• [Excerpt to read]:
********************

Don't get me wrong, Noveria is very well done, with so many different ways to handle the two main parts of it, but it's also the most glitched to hell part of the game. Let's see, what have I run into?

Elevators that don't work
Elevators that are only halfway in the door, keeping me from getting in them
Going into a cutscene affected by biotics, and remaining paralyzed afterwards
Stretching glitch that comes from not reseting after getting the above
Being dumped outside of playable area by biotics
And my personal favorite: somehow replacing the HUD with the pause menu with the game still running and Shepard still controlable, but unable to determine anything without using the map in the real pause menu.

I have run into AT LEAST one of these in every run through Noveria, and they are all game breaking. And with the already bad autosave system at its worst here, my non-spoilery advice is to save before and after EVERY firefight, EVERY elevator, and whenever you get the feeling that something important is about to happen.

********************

Bounding box prediction data
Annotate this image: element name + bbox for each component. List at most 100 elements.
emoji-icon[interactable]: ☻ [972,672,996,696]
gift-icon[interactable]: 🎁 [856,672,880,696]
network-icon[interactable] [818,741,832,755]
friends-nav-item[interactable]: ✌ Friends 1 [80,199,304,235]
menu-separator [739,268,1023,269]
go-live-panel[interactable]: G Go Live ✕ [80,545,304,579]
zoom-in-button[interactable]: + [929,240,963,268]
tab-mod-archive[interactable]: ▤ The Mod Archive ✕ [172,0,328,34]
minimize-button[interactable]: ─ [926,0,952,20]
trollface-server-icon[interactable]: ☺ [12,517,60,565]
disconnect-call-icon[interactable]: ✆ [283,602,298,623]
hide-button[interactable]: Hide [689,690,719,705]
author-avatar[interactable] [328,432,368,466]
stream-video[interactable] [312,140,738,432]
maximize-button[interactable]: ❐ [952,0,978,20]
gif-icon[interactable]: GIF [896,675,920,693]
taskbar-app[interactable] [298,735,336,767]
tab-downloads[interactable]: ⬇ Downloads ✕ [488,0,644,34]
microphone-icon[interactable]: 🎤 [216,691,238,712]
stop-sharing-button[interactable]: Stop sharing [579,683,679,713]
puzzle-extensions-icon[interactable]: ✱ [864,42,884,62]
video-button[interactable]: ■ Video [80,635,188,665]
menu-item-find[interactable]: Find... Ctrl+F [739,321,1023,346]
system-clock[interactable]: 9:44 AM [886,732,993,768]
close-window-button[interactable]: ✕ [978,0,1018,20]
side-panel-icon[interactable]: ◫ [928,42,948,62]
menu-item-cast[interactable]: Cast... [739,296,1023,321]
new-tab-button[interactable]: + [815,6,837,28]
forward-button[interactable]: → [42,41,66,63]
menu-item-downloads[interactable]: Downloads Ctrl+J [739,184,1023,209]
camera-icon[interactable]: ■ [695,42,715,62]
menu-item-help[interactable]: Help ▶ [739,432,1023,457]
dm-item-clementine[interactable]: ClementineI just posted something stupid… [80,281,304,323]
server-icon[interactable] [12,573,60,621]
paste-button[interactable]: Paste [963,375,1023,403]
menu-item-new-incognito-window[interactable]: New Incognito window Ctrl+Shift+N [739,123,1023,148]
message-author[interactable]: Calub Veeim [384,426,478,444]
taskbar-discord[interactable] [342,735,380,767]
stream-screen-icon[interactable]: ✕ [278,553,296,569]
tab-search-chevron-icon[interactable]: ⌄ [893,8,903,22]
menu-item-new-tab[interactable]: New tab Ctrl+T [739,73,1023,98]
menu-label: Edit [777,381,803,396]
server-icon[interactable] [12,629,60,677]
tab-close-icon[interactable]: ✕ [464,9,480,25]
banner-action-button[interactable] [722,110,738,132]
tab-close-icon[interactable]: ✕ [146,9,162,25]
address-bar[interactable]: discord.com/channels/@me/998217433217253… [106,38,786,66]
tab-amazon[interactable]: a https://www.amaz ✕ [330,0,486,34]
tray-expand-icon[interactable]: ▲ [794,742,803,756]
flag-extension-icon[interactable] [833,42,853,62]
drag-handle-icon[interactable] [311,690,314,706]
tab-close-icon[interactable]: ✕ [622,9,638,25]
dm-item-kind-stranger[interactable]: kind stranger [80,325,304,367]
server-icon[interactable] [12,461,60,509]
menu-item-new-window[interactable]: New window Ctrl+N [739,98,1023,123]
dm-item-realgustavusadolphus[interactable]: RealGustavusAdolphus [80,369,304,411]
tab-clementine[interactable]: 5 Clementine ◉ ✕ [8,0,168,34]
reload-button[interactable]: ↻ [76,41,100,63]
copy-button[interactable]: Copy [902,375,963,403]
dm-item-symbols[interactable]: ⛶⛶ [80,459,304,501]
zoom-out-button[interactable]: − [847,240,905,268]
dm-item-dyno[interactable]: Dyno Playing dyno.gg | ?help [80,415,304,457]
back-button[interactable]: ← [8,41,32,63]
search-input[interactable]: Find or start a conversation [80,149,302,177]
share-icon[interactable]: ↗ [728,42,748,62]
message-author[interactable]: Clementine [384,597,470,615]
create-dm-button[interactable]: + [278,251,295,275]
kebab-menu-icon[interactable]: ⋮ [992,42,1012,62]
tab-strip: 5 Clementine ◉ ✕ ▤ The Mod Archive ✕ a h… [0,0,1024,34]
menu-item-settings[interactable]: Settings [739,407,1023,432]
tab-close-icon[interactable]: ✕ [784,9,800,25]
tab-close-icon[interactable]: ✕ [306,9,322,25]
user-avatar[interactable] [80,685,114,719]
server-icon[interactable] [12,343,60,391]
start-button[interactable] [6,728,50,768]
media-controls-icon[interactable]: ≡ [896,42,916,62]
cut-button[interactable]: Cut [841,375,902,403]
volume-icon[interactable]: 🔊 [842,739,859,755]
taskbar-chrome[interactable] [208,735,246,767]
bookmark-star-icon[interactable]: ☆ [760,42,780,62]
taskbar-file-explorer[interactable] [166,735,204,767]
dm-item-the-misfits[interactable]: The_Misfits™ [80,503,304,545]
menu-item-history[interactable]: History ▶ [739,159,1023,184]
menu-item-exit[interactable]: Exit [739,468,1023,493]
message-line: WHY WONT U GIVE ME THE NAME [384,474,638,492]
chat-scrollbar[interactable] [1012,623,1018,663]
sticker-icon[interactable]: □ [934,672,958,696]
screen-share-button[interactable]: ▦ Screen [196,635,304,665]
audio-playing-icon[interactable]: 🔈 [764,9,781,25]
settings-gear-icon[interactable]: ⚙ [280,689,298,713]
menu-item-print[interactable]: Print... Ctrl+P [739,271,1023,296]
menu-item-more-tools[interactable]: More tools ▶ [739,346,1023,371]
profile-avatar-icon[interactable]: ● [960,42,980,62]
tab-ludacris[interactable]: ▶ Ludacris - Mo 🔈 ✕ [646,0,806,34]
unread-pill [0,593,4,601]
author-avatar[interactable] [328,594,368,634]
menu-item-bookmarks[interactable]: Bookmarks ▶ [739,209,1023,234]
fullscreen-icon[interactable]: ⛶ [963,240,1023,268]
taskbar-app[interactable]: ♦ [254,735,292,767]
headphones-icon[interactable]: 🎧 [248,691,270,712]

********************

• [What the task asks]:
For each statement, say yes or no according to the post about Noveria, and quote the words that settle it. (a) The writer says Noveria offers many ways to handle its two main parts. (b) The writer says the autosave system works well on Noveria. (c) The writer has hit at least one of the listed glitches on every run through Noveria.

• [Result of this task]:
(a) Yes: "with so many different ways to handle the two main parts of it"
(b) No: "with the already bad autosave system at its worst here"
(c) Yes: "I have run into AT LEAST one of these in every run through Noveria"